[GIVEN INSTRUCTION] Retype the records below word for word and omit any image.

[EXCERPTED DATA]
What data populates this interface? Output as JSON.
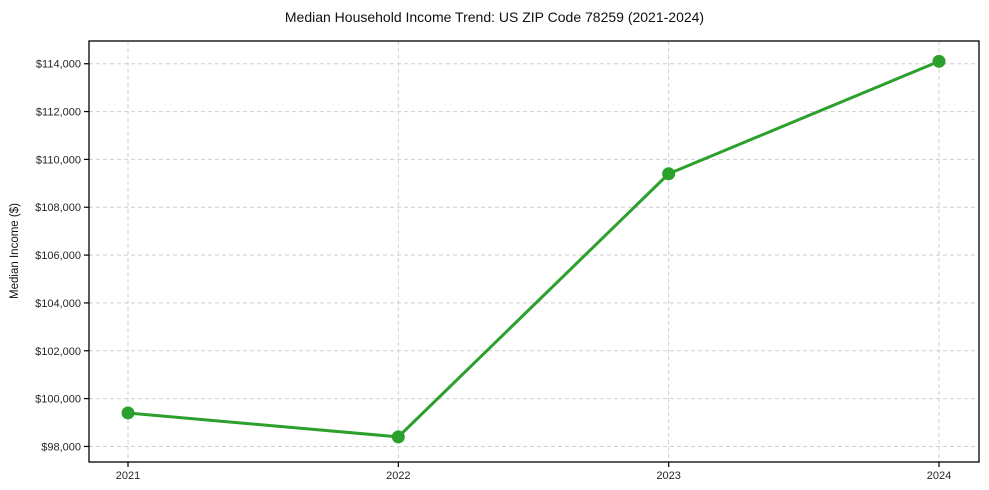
{
  "chart_data": {
    "type": "line",
    "title": "Median Household Income Trend: US ZIP Code 78259 (2021-2024)",
    "xlabel": "",
    "ylabel": "Median Income ($)",
    "x": [
      2021,
      2022,
      2023,
      2024
    ],
    "xtick_labels": [
      "2021",
      "2022",
      "2023",
      "2024"
    ],
    "series": [
      {
        "name": "Median Household Income",
        "values": [
          99400,
          98400,
          109400,
          114100
        ]
      }
    ],
    "yticks": [
      98000,
      100000,
      102000,
      104000,
      106000,
      108000,
      110000,
      112000,
      114000
    ],
    "ytick_labels": [
      "$98,000",
      "$100,000",
      "$102,000",
      "$104,000",
      "$106,000",
      "$108,000",
      "$110,000",
      "$112,000",
      "$114,000"
    ],
    "ylim": [
      97350,
      114950
    ],
    "grid": true,
    "grid_style": "dashed",
    "legend": "none",
    "colors": {
      "line": "#2ca02c",
      "marker": "#2ca02c",
      "grid": "#cfcfcf",
      "spine": "#000000",
      "text": "#262626"
    }
  }
}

[OUTPUT FOR THIS EXERCISE]
What data populates this interface? Output as JSON.
{
  "chart_data": {
    "type": "line",
    "title": "Median Household Income Trend: US ZIP Code 78259 (2021-2024)",
    "xlabel": "",
    "ylabel": "Median Income ($)",
    "x": [
      2021,
      2022,
      2023,
      2024
    ],
    "xtick_labels": [
      "2021",
      "2022",
      "2023",
      "2024"
    ],
    "series": [
      {
        "name": "Median Household Income",
        "values": [
          99400,
          98400,
          109400,
          114100
        ]
      }
    ],
    "yticks": [
      98000,
      100000,
      102000,
      104000,
      106000,
      108000,
      110000,
      112000,
      114000
    ],
    "ytick_labels": [
      "$98,000",
      "$100,000",
      "$102,000",
      "$104,000",
      "$106,000",
      "$108,000",
      "$110,000",
      "$112,000",
      "$114,000"
    ],
    "ylim": [
      97350,
      114950
    ],
    "grid": true,
    "grid_style": "dashed",
    "legend": "none",
    "colors": {
      "line": "#2ca02c",
      "marker": "#2ca02c",
      "grid": "#cfcfcf",
      "spine": "#000000",
      "text": "#262626"
    }
  }
}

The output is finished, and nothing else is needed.